### What this task involves
Output the entries verbatim, including every line.

Rows from a dataset:
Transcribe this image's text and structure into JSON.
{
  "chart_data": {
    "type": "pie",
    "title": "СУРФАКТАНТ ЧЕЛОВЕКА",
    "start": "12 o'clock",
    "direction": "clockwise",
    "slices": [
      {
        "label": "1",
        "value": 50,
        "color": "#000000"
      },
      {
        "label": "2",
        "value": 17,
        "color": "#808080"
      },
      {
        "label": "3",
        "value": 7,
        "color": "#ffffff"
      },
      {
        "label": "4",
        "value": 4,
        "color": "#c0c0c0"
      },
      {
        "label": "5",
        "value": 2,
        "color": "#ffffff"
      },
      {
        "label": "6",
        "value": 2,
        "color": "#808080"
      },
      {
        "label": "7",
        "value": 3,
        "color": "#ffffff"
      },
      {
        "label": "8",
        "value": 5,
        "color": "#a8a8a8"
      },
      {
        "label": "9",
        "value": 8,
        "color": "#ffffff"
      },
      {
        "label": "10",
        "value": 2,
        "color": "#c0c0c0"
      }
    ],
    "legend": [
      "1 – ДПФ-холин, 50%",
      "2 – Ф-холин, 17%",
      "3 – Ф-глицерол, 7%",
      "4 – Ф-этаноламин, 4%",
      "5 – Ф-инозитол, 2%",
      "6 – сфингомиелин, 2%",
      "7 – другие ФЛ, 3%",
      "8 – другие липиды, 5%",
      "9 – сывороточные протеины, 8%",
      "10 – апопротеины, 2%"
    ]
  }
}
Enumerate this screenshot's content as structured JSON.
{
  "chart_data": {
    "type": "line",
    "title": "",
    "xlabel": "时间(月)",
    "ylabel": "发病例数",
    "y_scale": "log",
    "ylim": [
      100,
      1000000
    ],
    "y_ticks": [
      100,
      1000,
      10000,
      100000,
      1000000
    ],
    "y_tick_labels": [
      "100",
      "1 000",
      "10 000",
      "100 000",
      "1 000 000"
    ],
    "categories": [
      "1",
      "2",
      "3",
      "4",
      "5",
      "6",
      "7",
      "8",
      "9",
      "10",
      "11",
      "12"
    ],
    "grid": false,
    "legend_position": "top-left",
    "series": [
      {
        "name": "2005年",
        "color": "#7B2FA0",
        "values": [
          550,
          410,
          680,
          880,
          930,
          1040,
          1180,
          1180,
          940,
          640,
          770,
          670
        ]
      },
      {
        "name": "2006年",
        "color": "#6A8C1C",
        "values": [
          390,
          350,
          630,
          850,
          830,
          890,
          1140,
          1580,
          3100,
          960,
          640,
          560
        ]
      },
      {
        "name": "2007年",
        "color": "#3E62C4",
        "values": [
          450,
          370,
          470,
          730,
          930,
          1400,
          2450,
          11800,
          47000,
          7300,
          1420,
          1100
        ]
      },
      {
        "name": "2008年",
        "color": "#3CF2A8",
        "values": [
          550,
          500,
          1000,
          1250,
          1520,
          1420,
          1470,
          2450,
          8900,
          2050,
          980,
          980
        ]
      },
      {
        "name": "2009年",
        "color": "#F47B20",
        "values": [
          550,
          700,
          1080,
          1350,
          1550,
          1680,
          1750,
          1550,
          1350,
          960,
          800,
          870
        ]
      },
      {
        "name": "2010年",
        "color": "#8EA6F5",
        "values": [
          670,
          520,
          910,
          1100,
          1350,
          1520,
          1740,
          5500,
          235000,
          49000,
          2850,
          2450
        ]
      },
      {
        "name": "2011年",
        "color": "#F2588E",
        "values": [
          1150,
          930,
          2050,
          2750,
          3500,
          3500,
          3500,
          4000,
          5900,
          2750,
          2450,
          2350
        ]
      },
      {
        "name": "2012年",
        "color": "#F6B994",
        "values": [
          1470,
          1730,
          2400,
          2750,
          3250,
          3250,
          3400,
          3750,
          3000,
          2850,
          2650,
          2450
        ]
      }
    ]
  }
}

### Answer for the task
Transcribe this image's text and structure into JSON.
{
  "chart_data": {
    "type": "pie",
    "title": "СУРФАКТАНТ ЧЕЛОВЕКА",
    "start": "12 o'clock",
    "direction": "clockwise",
    "slices": [
      {
        "label": "1",
        "value": 50,
        "color": "#000000"
      },
      {
        "label": "2",
        "value": 17,
        "color": "#808080"
      },
      {
        "label": "3",
        "value": 7,
        "color": "#ffffff"
      },
      {
        "label": "4",
        "value": 4,
        "color": "#c0c0c0"
      },
      {
        "label": "5",
        "value": 2,
        "color": "#ffffff"
      },
      {
        "label": "6",
        "value": 2,
        "color": "#808080"
      },
      {
        "label": "7",
        "value": 3,
        "color": "#ffffff"
      },
      {
        "label": "8",
        "value": 5,
        "color": "#a8a8a8"
      },
      {
        "label": "9",
        "value": 8,
        "color": "#ffffff"
      },
      {
        "label": "10",
        "value": 2,
        "color": "#c0c0c0"
      }
    ],
    "legend": [
      "1 – ДПФ-холин, 50%",
      "2 – Ф-холин, 17%",
      "3 – Ф-глицерол, 7%",
      "4 – Ф-этаноламин, 4%",
      "5 – Ф-инозитол, 2%",
      "6 – сфингомиелин, 2%",
      "7 – другие ФЛ, 3%",
      "8 – другие липиды, 5%",
      "9 – сывороточные протеины, 8%",
      "10 – апопротеины, 2%"
    ]
  }
}
Enumerate this screenshot's content as structured JSON.
{
  "chart_data": {
    "type": "line",
    "title": "",
    "xlabel": "时间(月)",
    "ylabel": "发病例数",
    "y_scale": "log",
    "ylim": [
      100,
      1000000
    ],
    "y_ticks": [
      100,
      1000,
      10000,
      100000,
      1000000
    ],
    "y_tick_labels": [
      "100",
      "1 000",
      "10 000",
      "100 000",
      "1 000 000"
    ],
    "categories": [
      "1",
      "2",
      "3",
      "4",
      "5",
      "6",
      "7",
      "8",
      "9",
      "10",
      "11",
      "12"
    ],
    "grid": false,
    "legend_position": "top-left",
    "series": [
      {
        "name": "2005年",
        "color": "#7B2FA0",
        "values": [
          550,
          410,
          680,
          880,
          930,
          1040,
          1180,
          1180,
          940,
          640,
          770,
          670
        ]
      },
      {
        "name": "2006年",
        "color": "#6A8C1C",
        "values": [
          390,
          350,
          630,
          850,
          830,
          890,
          1140,
          1580,
          3100,
          960,
          640,
          560
        ]
      },
      {
        "name": "2007年",
        "color": "#3E62C4",
        "values": [
          450,
          370,
          470,
          730,
          930,
          1400,
          2450,
          11800,
          47000,
          7300,
          1420,
          1100
        ]
      },
      {
        "name": "2008年",
        "color": "#3CF2A8",
        "values": [
          550,
          500,
          1000,
          1250,
          1520,
          1420,
          1470,
          2450,
          8900,
          2050,
          980,
          980
        ]
      },
      {
        "name": "2009年",
        "color": "#F47B20",
        "values": [
          550,
          700,
          1080,
          1350,
          1550,
          1680,
          1750,
          1550,
          1350,
          960,
          800,
          870
        ]
      },
      {
        "name": "2010年",
        "color": "#8EA6F5",
        "values": [
          670,
          520,
          910,
          1100,
          1350,
          1520,
          1740,
          5500,
          235000,
          49000,
          2850,
          2450
        ]
      },
      {
        "name": "2011年",
        "color": "#F2588E",
        "values": [
          1150,
          930,
          2050,
          2750,
          3500,
          3500,
          3500,
          4000,
          5900,
          2750,
          2450,
          2350
        ]
      },
      {
        "name": "2012年",
        "color": "#F6B994",
        "values": [
          1470,
          1730,
          2400,
          2750,
          3250,
          3250,
          3400,
          3750,
          3000,
          2850,
          2650,
          2450
        ]
      }
    ]
  }
}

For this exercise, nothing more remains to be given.